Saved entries
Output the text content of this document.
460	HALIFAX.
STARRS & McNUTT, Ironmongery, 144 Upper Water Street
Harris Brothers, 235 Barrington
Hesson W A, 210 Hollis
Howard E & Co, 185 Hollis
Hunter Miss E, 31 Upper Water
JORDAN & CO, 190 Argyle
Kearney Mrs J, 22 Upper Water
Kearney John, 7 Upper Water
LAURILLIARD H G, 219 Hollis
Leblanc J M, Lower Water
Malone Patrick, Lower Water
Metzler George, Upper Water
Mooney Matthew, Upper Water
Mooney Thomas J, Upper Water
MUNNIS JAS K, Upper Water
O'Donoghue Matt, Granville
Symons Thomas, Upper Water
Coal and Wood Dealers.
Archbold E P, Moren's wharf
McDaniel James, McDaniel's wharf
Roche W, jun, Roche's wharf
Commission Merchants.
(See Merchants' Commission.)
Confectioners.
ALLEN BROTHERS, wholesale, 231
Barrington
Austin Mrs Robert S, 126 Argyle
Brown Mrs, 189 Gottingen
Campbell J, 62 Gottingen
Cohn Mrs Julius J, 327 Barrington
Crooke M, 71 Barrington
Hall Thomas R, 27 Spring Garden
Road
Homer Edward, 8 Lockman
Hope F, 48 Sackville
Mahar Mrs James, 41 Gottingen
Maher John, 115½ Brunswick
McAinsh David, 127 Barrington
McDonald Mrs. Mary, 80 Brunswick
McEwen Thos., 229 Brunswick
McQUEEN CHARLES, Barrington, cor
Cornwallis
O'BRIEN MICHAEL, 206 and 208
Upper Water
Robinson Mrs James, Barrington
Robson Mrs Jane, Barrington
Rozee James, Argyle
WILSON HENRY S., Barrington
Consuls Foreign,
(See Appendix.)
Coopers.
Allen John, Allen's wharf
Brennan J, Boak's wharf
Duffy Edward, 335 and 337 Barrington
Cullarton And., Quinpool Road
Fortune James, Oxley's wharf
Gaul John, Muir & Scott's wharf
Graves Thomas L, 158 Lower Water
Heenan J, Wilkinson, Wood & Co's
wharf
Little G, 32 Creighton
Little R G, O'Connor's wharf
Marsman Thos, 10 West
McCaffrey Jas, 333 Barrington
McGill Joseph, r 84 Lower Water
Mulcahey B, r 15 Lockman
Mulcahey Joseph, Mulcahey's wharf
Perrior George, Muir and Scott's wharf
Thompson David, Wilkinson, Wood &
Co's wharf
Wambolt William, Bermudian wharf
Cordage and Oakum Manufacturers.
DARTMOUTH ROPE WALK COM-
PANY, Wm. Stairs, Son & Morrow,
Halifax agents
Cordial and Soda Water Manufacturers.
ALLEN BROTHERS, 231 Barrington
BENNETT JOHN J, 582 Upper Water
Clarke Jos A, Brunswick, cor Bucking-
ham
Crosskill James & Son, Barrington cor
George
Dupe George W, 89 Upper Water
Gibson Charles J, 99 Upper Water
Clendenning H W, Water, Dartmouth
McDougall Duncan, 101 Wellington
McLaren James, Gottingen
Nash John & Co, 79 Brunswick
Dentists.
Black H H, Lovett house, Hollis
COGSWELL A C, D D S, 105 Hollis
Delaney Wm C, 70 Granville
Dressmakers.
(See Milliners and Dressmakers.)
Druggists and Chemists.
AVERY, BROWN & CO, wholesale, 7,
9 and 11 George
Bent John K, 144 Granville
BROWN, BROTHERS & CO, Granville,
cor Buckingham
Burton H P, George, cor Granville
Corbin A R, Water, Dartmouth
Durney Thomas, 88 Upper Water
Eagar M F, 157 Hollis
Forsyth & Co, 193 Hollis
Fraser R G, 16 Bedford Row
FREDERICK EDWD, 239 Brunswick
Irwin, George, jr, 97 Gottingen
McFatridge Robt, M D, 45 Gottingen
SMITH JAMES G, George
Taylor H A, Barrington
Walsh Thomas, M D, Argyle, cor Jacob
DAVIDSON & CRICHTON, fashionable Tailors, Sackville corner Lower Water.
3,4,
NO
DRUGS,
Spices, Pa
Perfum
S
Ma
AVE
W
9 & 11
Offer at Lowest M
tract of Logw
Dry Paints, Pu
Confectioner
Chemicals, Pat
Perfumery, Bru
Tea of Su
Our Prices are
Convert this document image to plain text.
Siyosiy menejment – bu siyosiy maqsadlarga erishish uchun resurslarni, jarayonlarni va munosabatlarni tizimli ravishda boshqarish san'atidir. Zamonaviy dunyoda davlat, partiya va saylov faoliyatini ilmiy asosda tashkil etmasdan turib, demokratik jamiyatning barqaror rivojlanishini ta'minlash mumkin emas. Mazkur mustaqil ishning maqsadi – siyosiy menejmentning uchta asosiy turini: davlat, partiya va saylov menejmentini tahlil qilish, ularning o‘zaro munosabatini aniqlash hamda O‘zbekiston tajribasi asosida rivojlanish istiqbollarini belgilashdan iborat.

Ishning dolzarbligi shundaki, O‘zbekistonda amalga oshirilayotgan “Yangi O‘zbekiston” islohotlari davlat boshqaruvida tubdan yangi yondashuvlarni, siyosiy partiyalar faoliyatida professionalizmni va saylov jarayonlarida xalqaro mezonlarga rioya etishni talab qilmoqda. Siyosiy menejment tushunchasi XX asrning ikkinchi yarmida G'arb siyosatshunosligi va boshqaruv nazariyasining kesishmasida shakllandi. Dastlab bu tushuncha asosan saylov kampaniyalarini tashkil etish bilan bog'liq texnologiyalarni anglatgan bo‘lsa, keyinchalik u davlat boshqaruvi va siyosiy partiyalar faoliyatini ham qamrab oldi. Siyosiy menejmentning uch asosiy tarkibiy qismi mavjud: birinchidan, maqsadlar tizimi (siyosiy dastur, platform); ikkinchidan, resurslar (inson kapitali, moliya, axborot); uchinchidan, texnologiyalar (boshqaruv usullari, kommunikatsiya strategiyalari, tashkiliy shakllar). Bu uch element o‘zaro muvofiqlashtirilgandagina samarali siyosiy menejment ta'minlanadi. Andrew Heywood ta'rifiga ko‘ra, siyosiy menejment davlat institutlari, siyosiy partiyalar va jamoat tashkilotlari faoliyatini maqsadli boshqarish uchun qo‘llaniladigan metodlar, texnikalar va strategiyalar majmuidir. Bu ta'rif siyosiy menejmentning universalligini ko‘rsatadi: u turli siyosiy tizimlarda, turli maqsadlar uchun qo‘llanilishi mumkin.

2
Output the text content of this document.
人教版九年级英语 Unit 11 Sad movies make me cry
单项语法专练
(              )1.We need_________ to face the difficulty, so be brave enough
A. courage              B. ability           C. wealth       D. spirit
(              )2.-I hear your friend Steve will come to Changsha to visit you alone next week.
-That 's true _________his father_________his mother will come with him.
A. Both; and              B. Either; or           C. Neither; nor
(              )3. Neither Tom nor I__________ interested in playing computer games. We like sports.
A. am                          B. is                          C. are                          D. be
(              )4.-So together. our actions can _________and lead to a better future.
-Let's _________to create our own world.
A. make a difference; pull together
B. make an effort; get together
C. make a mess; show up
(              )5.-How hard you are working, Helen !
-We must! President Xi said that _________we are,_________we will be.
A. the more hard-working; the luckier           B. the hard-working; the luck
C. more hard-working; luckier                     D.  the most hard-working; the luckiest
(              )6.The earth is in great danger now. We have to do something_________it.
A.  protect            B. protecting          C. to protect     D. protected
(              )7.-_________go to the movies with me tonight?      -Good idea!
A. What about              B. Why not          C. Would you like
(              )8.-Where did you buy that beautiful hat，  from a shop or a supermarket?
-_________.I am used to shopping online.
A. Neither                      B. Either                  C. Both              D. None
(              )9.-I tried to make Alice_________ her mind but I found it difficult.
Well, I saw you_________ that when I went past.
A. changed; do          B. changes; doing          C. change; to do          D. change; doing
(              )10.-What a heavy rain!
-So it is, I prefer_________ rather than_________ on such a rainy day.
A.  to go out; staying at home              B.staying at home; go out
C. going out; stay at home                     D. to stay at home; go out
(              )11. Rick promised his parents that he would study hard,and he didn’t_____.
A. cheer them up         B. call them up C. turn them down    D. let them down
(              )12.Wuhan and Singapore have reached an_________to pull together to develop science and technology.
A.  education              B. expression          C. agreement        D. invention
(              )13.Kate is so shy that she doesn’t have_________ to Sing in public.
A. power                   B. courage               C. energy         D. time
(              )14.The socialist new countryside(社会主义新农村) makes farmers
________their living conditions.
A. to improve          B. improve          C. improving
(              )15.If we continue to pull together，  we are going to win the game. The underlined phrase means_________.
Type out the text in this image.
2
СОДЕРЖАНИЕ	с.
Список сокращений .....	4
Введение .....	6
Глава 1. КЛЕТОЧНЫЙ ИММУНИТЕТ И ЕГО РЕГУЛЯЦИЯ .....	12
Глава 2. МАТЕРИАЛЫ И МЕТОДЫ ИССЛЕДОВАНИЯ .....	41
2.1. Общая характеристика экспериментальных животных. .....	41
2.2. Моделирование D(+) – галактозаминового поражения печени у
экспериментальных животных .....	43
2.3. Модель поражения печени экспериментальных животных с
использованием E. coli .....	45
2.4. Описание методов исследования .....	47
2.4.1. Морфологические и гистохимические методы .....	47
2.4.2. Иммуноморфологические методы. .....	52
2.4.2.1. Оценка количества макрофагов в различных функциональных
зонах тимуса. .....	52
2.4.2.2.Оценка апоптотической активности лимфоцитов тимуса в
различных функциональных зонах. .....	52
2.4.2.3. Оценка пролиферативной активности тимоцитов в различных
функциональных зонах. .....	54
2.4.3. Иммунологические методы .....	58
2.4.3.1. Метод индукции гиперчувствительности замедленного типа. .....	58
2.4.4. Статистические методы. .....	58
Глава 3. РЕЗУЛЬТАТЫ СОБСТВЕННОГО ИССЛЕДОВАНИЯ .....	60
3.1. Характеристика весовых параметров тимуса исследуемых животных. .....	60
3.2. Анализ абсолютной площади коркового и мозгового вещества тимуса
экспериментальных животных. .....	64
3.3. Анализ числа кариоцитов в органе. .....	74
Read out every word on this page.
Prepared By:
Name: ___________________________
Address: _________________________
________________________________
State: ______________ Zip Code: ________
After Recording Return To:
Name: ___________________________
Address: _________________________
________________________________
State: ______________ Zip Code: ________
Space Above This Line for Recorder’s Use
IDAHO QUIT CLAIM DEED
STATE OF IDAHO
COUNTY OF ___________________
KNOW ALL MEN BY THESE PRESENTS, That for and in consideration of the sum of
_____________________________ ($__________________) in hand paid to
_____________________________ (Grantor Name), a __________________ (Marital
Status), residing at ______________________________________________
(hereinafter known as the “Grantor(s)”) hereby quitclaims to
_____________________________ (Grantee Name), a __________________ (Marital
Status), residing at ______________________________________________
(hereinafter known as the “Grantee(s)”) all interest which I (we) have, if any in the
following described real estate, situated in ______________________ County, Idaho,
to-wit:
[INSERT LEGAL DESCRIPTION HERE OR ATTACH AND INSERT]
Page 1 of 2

» **Directions**: Scan the material above for the word "luckier". Copy each line where it occurs.

» **The result**:
A. the more hard-working; the luckier           B. the hard-working; the luck
C. more hard-working; luckier                     D.  the most hard-working; the luckiest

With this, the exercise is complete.